_SET PROBLEM_
Retype the material below. Keep every word exactly as it is.

═════ EXERCISE MATERIAL ═════

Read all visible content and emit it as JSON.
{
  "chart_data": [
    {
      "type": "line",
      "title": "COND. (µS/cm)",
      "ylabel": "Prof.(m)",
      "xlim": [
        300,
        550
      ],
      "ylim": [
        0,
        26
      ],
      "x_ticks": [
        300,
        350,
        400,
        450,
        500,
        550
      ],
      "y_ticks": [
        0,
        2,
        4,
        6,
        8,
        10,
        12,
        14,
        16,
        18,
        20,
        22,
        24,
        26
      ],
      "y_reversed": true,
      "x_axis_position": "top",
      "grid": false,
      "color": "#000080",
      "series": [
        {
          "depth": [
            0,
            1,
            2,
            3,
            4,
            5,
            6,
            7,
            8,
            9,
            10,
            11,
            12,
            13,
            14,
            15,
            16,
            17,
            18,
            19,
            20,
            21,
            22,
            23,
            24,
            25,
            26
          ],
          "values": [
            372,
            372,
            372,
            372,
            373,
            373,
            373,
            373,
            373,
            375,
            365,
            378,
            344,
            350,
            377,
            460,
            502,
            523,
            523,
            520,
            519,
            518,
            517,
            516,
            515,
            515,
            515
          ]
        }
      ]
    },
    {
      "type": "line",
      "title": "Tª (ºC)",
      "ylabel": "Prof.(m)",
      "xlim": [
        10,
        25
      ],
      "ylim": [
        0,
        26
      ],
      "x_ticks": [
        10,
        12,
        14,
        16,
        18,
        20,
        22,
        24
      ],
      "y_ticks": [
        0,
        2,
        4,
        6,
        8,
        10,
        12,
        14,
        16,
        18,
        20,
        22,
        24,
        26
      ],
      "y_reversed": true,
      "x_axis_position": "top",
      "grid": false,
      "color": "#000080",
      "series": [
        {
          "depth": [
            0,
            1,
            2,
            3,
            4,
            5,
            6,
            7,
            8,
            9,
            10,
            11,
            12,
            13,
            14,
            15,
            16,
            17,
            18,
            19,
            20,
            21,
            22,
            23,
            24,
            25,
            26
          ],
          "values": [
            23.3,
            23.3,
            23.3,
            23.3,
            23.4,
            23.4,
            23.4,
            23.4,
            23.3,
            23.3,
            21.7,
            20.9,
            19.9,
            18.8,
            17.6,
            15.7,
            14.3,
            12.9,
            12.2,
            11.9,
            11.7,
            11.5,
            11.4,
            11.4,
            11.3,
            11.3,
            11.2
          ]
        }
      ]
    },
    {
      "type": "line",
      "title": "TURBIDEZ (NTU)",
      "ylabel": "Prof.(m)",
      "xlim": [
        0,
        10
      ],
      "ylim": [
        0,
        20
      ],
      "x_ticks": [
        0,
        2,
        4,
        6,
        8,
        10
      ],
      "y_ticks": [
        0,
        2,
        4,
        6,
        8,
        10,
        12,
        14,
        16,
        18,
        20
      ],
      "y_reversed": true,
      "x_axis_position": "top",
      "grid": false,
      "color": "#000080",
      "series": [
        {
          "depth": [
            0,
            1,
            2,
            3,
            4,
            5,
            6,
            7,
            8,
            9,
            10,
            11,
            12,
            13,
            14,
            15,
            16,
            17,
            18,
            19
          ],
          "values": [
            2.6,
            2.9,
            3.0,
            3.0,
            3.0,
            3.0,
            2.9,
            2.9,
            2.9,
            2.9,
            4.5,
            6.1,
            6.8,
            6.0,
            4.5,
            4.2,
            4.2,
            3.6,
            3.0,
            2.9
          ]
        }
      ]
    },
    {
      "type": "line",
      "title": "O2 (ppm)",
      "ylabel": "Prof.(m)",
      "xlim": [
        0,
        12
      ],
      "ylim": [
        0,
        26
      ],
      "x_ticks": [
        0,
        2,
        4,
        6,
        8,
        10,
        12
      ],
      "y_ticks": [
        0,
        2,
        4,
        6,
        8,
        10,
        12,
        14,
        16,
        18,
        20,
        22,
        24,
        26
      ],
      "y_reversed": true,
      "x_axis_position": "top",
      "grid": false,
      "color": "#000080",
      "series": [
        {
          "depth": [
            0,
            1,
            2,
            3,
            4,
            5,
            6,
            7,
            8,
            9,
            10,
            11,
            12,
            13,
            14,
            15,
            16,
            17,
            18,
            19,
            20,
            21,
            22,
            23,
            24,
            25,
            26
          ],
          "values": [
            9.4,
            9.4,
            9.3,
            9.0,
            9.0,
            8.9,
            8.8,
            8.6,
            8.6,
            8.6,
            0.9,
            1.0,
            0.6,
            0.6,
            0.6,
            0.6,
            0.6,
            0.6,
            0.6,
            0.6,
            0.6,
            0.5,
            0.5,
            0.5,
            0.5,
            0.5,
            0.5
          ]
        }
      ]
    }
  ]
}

═════

_RESPONSE_
Read all visible content and emit it as JSON.
{
  "chart_data": [
    {
      "type": "line",
      "title": "COND. (µS/cm)",
      "ylabel": "Prof.(m)",
      "xlim": [
        300,
        550
      ],
      "ylim": [
        0,
        26
      ],
      "x_ticks": [
        300,
        350,
        400,
        450,
        500,
        550
      ],
      "y_ticks": [
        0,
        2,
        4,
        6,
        8,
        10,
        12,
        14,
        16,
        18,
        20,
        22,
        24,
        26
      ],
      "y_reversed": true,
      "x_axis_position": "top",
      "grid": false,
      "color": "#000080",
      "series": [
        {
          "depth": [
            0,
            1,
            2,
            3,
            4,
            5,
            6,
            7,
            8,
            9,
            10,
            11,
            12,
            13,
            14,
            15,
            16,
            17,
            18,
            19,
            20,
            21,
            22,
            23,
            24,
            25,
            26
          ],
          "values": [
            372,
            372,
            372,
            372,
            373,
            373,
            373,
            373,
            373,
            375,
            365,
            378,
            344,
            350,
            377,
            460,
            502,
            523,
            523,
            520,
            519,
            518,
            517,
            516,
            515,
            515,
            515
          ]
        }
      ]
    },
    {
      "type": "line",
      "title": "Tª (ºC)",
      "ylabel": "Prof.(m)",
      "xlim": [
        10,
        25
      ],
      "ylim": [
        0,
        26
      ],
      "x_ticks": [
        10,
        12,
        14,
        16,
        18,
        20,
        22,
        24
      ],
      "y_ticks": [
        0,
        2,
        4,
        6,
        8,
        10,
        12,
        14,
        16,
        18,
        20,
        22,
        24,
        26
      ],
      "y_reversed": true,
      "x_axis_position": "top",
      "grid": false,
      "color": "#000080",
      "series": [
        {
          "depth": [
            0,
            1,
            2,
            3,
            4,
            5,
            6,
            7,
            8,
            9,
            10,
            11,
            12,
            13,
            14,
            15,
            16,
            17,
            18,
            19,
            20,
            21,
            22,
            23,
            24,
            25,
            26
          ],
          "values": [
            23.3,
            23.3,
            23.3,
            23.3,
            23.4,
            23.4,
            23.4,
            23.4,
            23.3,
            23.3,
            21.7,
            20.9,
            19.9,
            18.8,
            17.6,
            15.7,
            14.3,
            12.9,
            12.2,
            11.9,
            11.7,
            11.5,
            11.4,
            11.4,
            11.3,
            11.3,
            11.2
          ]
        }
      ]
    },
    {
      "type": "line",
      "title": "TURBIDEZ (NTU)",
      "ylabel": "Prof.(m)",
      "xlim": [
        0,
        10
      ],
      "ylim": [
        0,
        20
      ],
      "x_ticks": [
        0,
        2,
        4,
        6,
        8,
        10
      ],
      "y_ticks": [
        0,
        2,
        4,
        6,
        8,
        10,
        12,
        14,
        16,
        18,
        20
      ],
      "y_reversed": true,
      "x_axis_position": "top",
      "grid": false,
      "color": "#000080",
      "series": [
        {
          "depth": [
            0,
            1,
            2,
            3,
            4,
            5,
            6,
            7,
            8,
            9,
            10,
            11,
            12,
            13,
            14,
            15,
            16,
            17,
            18,
            19
          ],
          "values": [
            2.6,
            2.9,
            3.0,
            3.0,
            3.0,
            3.0,
            2.9,
            2.9,
            2.9,
            2.9,
            4.5,
            6.1,
            6.8,
            6.0,
            4.5,
            4.2,
            4.2,
            3.6,
            3.0,
            2.9
          ]
        }
      ]
    },
    {
      "type": "line",
      "title": "O2 (ppm)",
      "ylabel": "Prof.(m)",
      "xlim": [
        0,
        12
      ],
      "ylim": [
        0,
        26
      ],
      "x_ticks": [
        0,
        2,
        4,
        6,
        8,
        10,
        12
      ],
      "y_ticks": [
        0,
        2,
        4,
        6,
        8,
        10,
        12,
        14,
        16,
        18,
        20,
        22,
        24,
        26
      ],
      "y_reversed": true,
      "x_axis_position": "top",
      "grid": false,
      "color": "#000080",
      "series": [
        {
          "depth": [
            0,
            1,
            2,
            3,
            4,
            5,
            6,
            7,
            8,
            9,
            10,
            11,
            12,
            13,
            14,
            15,
            16,
            17,
            18,
            19,
            20,
            21,
            22,
            23,
            24,
            25,
            26
          ],
          "values": [
            9.4,
            9.4,
            9.3,
            9.0,
            9.0,
            8.9,
            8.8,
            8.6,
            8.6,
            8.6,
            0.9,
            1.0,
            0.6,
            0.6,
            0.6,
            0.6,
            0.6,
            0.6,
            0.6,
            0.6,
            0.6,
            0.5,
            0.5,
            0.5,
            0.5,
            0.5,
            0.5
          ]
        }
      ]
    }
  ]
}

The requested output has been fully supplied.